### WORK TO BE COMPLETED
Output every record word for word.

### DATA EXCERPTS
--------------------------------

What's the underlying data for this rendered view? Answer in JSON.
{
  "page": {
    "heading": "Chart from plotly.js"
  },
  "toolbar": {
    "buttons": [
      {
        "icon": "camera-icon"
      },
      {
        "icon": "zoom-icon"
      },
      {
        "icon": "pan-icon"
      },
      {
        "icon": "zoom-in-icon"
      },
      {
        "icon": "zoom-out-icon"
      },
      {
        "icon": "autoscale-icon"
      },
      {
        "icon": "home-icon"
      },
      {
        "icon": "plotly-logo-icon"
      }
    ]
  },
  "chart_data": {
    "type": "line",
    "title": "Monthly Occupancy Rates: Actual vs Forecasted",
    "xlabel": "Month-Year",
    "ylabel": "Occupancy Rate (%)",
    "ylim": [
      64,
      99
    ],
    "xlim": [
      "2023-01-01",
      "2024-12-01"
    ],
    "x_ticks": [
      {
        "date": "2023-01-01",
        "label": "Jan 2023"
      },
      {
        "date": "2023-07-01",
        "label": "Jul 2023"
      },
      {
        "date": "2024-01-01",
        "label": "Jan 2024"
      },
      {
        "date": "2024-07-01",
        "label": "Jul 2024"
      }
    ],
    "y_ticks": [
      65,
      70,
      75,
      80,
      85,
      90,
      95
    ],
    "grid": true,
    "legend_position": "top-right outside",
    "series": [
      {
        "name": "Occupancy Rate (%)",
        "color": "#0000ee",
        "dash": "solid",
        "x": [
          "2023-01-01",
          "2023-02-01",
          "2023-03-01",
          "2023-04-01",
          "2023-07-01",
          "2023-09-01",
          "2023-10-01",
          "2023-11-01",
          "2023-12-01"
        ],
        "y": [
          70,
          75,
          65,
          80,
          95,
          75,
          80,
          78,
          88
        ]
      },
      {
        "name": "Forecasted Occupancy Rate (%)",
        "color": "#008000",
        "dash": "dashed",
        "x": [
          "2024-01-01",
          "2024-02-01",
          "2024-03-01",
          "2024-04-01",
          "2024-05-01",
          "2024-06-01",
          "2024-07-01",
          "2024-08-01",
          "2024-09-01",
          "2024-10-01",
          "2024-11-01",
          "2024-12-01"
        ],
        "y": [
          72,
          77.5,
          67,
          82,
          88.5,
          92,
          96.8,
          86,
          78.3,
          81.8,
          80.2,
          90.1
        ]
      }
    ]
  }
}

--------------------------------

### SOLUTION FOR THIS TASK
What's the underlying data for this rendered view? Answer in JSON.
{
  "page": {
    "heading": "Chart from plotly.js"
  },
  "toolbar": {
    "buttons": [
      {
        "icon": "camera-icon"
      },
      {
        "icon": "zoom-icon"
      },
      {
        "icon": "pan-icon"
      },
      {
        "icon": "zoom-in-icon"
      },
      {
        "icon": "zoom-out-icon"
      },
      {
        "icon": "autoscale-icon"
      },
      {
        "icon": "home-icon"
      },
      {
        "icon": "plotly-logo-icon"
      }
    ]
  },
  "chart_data": {
    "type": "line",
    "title": "Monthly Occupancy Rates: Actual vs Forecasted",
    "xlabel": "Month-Year",
    "ylabel": "Occupancy Rate (%)",
    "ylim": [
      64,
      99
    ],
    "xlim": [
      "2023-01-01",
      "2024-12-01"
    ],
    "x_ticks": [
      {
        "date": "2023-01-01",
        "label": "Jan 2023"
      },
      {
        "date": "2023-07-01",
        "label": "Jul 2023"
      },
      {
        "date": "2024-01-01",
        "label": "Jan 2024"
      },
      {
        "date": "2024-07-01",
        "label": "Jul 2024"
      }
    ],
    "y_ticks": [
      65,
      70,
      75,
      80,
      85,
      90,
      95
    ],
    "grid": true,
    "legend_position": "top-right outside",
    "series": [
      {
        "name": "Occupancy Rate (%)",
        "color": "#0000ee",
        "dash": "solid",
        "x": [
          "2023-01-01",
          "2023-02-01",
          "2023-03-01",
          "2023-04-01",
          "2023-07-01",
          "2023-09-01",
          "2023-10-01",
          "2023-11-01",
          "2023-12-01"
        ],
        "y": [
          70,
          75,
          65,
          80,
          95,
          75,
          80,
          78,
          88
        ]
      },
      {
        "name": "Forecasted Occupancy Rate (%)",
        "color": "#008000",
        "dash": "dashed",
        "x": [
          "2024-01-01",
          "2024-02-01",
          "2024-03-01",
          "2024-04-01",
          "2024-05-01",
          "2024-06-01",
          "2024-07-01",
          "2024-08-01",
          "2024-09-01",
          "2024-10-01",
          "2024-11-01",
          "2024-12-01"
        ],
        "y": [
          72,
          77.5,
          67,
          82,
          88.5,
          92,
          96.8,
          86,
          78.3,
          81.8,
          80.2,
          90.1
        ]
      }
    ]
  }
}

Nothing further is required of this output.